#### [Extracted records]

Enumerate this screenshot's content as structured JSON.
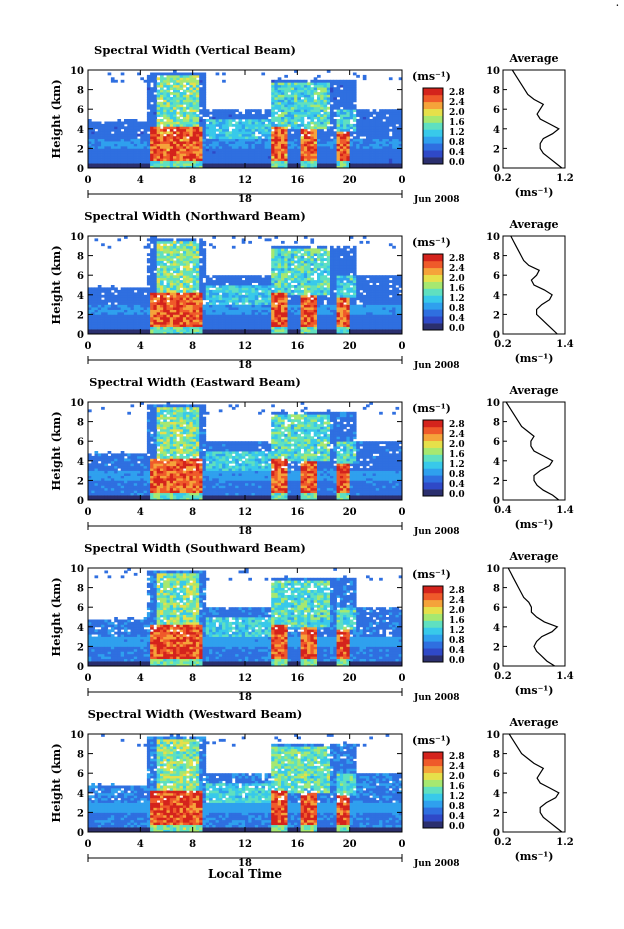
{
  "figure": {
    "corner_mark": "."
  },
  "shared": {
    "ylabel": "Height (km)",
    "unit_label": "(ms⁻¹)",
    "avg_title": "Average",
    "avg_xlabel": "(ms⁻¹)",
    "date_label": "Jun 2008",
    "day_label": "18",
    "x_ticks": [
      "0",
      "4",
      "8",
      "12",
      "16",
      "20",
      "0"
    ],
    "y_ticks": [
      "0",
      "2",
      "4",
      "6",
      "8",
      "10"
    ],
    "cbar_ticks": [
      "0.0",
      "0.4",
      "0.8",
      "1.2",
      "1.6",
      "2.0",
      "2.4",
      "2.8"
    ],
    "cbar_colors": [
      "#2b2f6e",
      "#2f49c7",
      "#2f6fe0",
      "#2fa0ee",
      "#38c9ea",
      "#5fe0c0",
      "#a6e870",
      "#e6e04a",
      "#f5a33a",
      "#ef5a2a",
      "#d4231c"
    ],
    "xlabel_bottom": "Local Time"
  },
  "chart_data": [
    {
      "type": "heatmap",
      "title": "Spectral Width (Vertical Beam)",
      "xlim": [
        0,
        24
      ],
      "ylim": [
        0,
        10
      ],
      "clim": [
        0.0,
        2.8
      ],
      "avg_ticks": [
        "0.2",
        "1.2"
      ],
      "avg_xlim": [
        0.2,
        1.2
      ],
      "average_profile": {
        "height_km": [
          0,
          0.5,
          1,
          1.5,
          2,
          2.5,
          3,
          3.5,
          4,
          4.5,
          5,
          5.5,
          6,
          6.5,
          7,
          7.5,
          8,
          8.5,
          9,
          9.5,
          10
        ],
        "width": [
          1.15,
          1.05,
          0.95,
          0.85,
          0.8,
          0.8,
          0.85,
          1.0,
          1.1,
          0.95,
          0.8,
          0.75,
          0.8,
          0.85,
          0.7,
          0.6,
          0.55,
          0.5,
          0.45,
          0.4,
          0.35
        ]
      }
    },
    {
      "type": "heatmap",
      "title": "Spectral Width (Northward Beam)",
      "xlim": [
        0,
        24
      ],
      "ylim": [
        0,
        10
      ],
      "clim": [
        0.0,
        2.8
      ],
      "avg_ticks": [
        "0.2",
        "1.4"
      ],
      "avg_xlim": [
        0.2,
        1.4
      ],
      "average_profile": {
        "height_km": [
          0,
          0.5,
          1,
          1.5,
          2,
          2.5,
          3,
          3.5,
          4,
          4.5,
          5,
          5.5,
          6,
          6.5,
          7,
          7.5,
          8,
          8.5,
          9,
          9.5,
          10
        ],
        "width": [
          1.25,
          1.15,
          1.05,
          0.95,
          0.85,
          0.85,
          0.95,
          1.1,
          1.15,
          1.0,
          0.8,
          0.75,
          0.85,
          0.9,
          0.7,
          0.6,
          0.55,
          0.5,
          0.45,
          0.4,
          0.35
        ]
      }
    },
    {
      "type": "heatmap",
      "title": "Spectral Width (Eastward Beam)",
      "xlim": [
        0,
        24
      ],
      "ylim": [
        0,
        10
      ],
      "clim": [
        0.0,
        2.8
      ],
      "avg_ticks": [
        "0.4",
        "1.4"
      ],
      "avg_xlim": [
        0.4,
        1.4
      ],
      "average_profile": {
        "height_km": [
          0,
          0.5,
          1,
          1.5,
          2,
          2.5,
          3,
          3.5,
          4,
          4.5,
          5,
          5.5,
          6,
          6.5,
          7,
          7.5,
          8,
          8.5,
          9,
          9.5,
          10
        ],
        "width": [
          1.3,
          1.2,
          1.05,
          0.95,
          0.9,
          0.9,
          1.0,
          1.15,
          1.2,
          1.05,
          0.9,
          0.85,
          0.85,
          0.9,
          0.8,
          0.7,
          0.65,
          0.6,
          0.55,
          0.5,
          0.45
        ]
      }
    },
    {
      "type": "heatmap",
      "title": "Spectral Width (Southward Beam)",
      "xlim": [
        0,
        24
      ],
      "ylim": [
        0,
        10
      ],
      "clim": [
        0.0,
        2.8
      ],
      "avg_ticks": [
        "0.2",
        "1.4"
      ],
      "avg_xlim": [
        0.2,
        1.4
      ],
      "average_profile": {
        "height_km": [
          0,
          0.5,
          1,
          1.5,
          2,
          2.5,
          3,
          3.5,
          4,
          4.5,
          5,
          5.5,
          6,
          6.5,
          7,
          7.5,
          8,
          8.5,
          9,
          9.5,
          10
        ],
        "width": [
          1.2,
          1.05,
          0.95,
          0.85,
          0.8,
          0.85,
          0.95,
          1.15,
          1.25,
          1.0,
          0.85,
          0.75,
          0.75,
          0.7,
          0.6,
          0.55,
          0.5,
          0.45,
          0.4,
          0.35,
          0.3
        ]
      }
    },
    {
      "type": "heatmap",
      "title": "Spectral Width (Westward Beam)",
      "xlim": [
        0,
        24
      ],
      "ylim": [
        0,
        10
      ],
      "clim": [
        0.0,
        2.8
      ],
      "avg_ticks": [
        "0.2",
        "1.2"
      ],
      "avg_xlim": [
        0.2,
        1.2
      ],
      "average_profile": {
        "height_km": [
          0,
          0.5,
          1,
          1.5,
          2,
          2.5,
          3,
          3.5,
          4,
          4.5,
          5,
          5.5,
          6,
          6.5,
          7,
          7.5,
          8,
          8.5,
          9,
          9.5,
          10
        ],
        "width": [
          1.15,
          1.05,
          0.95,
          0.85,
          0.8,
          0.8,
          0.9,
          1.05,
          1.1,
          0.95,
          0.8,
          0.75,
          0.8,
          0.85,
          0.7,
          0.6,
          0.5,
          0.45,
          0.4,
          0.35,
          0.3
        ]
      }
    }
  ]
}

#### [PROBLEM STATEMENT]
Exclude the pictures and repeat every other part of the records word for word.

#### [WRITTEN SOLUTION]
Enumerate this screenshot's content as structured JSON.
{
  "figure": {
    "corner_mark": "."
  },
  "shared": {
    "ylabel": "Height (km)",
    "unit_label": "(ms⁻¹)",
    "avg_title": "Average",
    "avg_xlabel": "(ms⁻¹)",
    "date_label": "Jun 2008",
    "day_label": "18",
    "x_ticks": [
      "0",
      "4",
      "8",
      "12",
      "16",
      "20",
      "0"
    ],
    "y_ticks": [
      "0",
      "2",
      "4",
      "6",
      "8",
      "10"
    ],
    "cbar_ticks": [
      "0.0",
      "0.4",
      "0.8",
      "1.2",
      "1.6",
      "2.0",
      "2.4",
      "2.8"
    ],
    "cbar_colors": [
      "#2b2f6e",
      "#2f49c7",
      "#2f6fe0",
      "#2fa0ee",
      "#38c9ea",
      "#5fe0c0",
      "#a6e870",
      "#e6e04a",
      "#f5a33a",
      "#ef5a2a",
      "#d4231c"
    ],
    "xlabel_bottom": "Local Time"
  },
  "chart_data": [
    {
      "type": "heatmap",
      "title": "Spectral Width (Vertical Beam)",
      "xlim": [
        0,
        24
      ],
      "ylim": [
        0,
        10
      ],
      "clim": [
        0.0,
        2.8
      ],
      "avg_ticks": [
        "0.2",
        "1.2"
      ],
      "avg_xlim": [
        0.2,
        1.2
      ],
      "average_profile": {
        "height_km": [
          0,
          0.5,
          1,
          1.5,
          2,
          2.5,
          3,
          3.5,
          4,
          4.5,
          5,
          5.5,
          6,
          6.5,
          7,
          7.5,
          8,
          8.5,
          9,
          9.5,
          10
        ],
        "width": [
          1.15,
          1.05,
          0.95,
          0.85,
          0.8,
          0.8,
          0.85,
          1.0,
          1.1,
          0.95,
          0.8,
          0.75,
          0.8,
          0.85,
          0.7,
          0.6,
          0.55,
          0.5,
          0.45,
          0.4,
          0.35
        ]
      }
    },
    {
      "type": "heatmap",
      "title": "Spectral Width (Northward Beam)",
      "xlim": [
        0,
        24
      ],
      "ylim": [
        0,
        10
      ],
      "clim": [
        0.0,
        2.8
      ],
      "avg_ticks": [
        "0.2",
        "1.4"
      ],
      "avg_xlim": [
        0.2,
        1.4
      ],
      "average_profile": {
        "height_km": [
          0,
          0.5,
          1,
          1.5,
          2,
          2.5,
          3,
          3.5,
          4,
          4.5,
          5,
          5.5,
          6,
          6.5,
          7,
          7.5,
          8,
          8.5,
          9,
          9.5,
          10
        ],
        "width": [
          1.25,
          1.15,
          1.05,
          0.95,
          0.85,
          0.85,
          0.95,
          1.1,
          1.15,
          1.0,
          0.8,
          0.75,
          0.85,
          0.9,
          0.7,
          0.6,
          0.55,
          0.5,
          0.45,
          0.4,
          0.35
        ]
      }
    },
    {
      "type": "heatmap",
      "title": "Spectral Width (Eastward Beam)",
      "xlim": [
        0,
        24
      ],
      "ylim": [
        0,
        10
      ],
      "clim": [
        0.0,
        2.8
      ],
      "avg_ticks": [
        "0.4",
        "1.4"
      ],
      "avg_xlim": [
        0.4,
        1.4
      ],
      "average_profile": {
        "height_km": [
          0,
          0.5,
          1,
          1.5,
          2,
          2.5,
          3,
          3.5,
          4,
          4.5,
          5,
          5.5,
          6,
          6.5,
          7,
          7.5,
          8,
          8.5,
          9,
          9.5,
          10
        ],
        "width": [
          1.3,
          1.2,
          1.05,
          0.95,
          0.9,
          0.9,
          1.0,
          1.15,
          1.2,
          1.05,
          0.9,
          0.85,
          0.85,
          0.9,
          0.8,
          0.7,
          0.65,
          0.6,
          0.55,
          0.5,
          0.45
        ]
      }
    },
    {
      "type": "heatmap",
      "title": "Spectral Width (Southward Beam)",
      "xlim": [
        0,
        24
      ],
      "ylim": [
        0,
        10
      ],
      "clim": [
        0.0,
        2.8
      ],
      "avg_ticks": [
        "0.2",
        "1.4"
      ],
      "avg_xlim": [
        0.2,
        1.4
      ],
      "average_profile": {
        "height_km": [
          0,
          0.5,
          1,
          1.5,
          2,
          2.5,
          3,
          3.5,
          4,
          4.5,
          5,
          5.5,
          6,
          6.5,
          7,
          7.5,
          8,
          8.5,
          9,
          9.5,
          10
        ],
        "width": [
          1.2,
          1.05,
          0.95,
          0.85,
          0.8,
          0.85,
          0.95,
          1.15,
          1.25,
          1.0,
          0.85,
          0.75,
          0.75,
          0.7,
          0.6,
          0.55,
          0.5,
          0.45,
          0.4,
          0.35,
          0.3
        ]
      }
    },
    {
      "type": "heatmap",
      "title": "Spectral Width (Westward Beam)",
      "xlim": [
        0,
        24
      ],
      "ylim": [
        0,
        10
      ],
      "clim": [
        0.0,
        2.8
      ],
      "avg_ticks": [
        "0.2",
        "1.2"
      ],
      "avg_xlim": [
        0.2,
        1.2
      ],
      "average_profile": {
        "height_km": [
          0,
          0.5,
          1,
          1.5,
          2,
          2.5,
          3,
          3.5,
          4,
          4.5,
          5,
          5.5,
          6,
          6.5,
          7,
          7.5,
          8,
          8.5,
          9,
          9.5,
          10
        ],
        "width": [
          1.15,
          1.05,
          0.95,
          0.85,
          0.8,
          0.8,
          0.9,
          1.05,
          1.1,
          0.95,
          0.8,
          0.75,
          0.8,
          0.85,
          0.7,
          0.6,
          0.5,
          0.45,
          0.4,
          0.35,
          0.3
        ]
      }
    }
  ]
}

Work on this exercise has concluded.